Filter out everything except lines holding "correspondiente".

═════ Record excerpts

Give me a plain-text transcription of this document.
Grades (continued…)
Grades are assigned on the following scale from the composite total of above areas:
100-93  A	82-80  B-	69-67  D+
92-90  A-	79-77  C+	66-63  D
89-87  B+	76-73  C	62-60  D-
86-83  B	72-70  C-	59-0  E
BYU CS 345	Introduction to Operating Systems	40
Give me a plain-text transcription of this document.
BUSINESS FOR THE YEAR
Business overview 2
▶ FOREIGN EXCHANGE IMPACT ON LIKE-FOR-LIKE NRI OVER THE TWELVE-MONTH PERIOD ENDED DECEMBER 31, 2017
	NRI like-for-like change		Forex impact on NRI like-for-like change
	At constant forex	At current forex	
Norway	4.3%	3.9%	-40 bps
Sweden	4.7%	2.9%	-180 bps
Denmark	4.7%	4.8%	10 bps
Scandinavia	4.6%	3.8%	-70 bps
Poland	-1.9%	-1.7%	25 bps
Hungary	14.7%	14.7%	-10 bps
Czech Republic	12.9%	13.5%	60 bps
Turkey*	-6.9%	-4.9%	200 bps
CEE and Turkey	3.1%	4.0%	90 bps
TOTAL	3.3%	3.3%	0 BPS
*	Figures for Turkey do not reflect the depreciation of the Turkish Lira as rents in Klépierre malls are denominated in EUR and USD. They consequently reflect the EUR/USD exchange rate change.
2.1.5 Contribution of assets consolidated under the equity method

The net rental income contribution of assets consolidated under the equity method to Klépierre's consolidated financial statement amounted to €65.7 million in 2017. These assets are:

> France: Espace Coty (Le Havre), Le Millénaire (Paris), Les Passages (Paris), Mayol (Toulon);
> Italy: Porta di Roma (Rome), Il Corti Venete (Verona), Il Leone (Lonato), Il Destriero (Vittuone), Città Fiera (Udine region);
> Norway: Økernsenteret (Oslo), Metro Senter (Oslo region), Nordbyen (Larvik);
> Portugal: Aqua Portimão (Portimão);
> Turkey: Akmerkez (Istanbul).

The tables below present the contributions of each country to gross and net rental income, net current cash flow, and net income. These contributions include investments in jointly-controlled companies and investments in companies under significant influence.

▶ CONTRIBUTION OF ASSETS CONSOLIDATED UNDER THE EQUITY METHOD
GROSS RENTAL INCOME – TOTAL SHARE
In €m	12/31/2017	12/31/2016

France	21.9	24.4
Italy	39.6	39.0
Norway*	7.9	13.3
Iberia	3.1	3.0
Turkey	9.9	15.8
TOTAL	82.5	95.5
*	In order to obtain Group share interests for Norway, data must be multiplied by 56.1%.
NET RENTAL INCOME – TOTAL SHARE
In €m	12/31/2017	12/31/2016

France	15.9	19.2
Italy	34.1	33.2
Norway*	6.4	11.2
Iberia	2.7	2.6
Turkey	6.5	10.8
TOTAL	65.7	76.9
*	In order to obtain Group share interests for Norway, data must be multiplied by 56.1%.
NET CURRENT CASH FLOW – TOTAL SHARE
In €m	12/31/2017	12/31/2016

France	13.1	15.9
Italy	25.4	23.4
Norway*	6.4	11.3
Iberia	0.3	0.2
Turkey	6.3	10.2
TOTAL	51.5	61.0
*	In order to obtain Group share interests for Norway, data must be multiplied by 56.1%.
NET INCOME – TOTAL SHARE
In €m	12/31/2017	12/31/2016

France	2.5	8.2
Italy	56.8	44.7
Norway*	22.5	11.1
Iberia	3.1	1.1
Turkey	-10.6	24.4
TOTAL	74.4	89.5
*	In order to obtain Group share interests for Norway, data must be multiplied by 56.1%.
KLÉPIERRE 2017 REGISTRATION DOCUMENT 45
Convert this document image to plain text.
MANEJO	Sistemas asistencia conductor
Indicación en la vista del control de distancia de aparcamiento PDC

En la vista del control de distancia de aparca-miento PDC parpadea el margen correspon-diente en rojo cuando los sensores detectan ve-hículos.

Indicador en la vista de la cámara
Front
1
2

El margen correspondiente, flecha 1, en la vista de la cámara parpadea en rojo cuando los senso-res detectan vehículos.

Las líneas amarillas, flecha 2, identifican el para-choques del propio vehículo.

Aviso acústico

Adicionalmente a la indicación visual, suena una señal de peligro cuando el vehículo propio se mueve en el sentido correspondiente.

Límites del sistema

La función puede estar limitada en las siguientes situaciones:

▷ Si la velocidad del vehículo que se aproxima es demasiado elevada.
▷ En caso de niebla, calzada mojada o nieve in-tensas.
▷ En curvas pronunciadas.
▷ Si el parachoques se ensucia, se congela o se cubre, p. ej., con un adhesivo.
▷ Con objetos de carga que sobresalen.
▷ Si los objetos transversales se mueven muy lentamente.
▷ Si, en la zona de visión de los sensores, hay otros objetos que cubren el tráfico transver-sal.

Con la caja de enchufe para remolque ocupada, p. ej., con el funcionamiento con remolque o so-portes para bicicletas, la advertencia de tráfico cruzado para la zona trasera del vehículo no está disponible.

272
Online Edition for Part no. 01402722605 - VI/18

══════════

[Correct output]:
El margen correspondiente, flecha 1, en la vista de la cámara parpadea en rojo cuando los senso-res detectan vehículos.
Adicionalmente a la indicación visual, suena una señal de peligro cuando el vehículo propio se mueve en el sentido correspondiente.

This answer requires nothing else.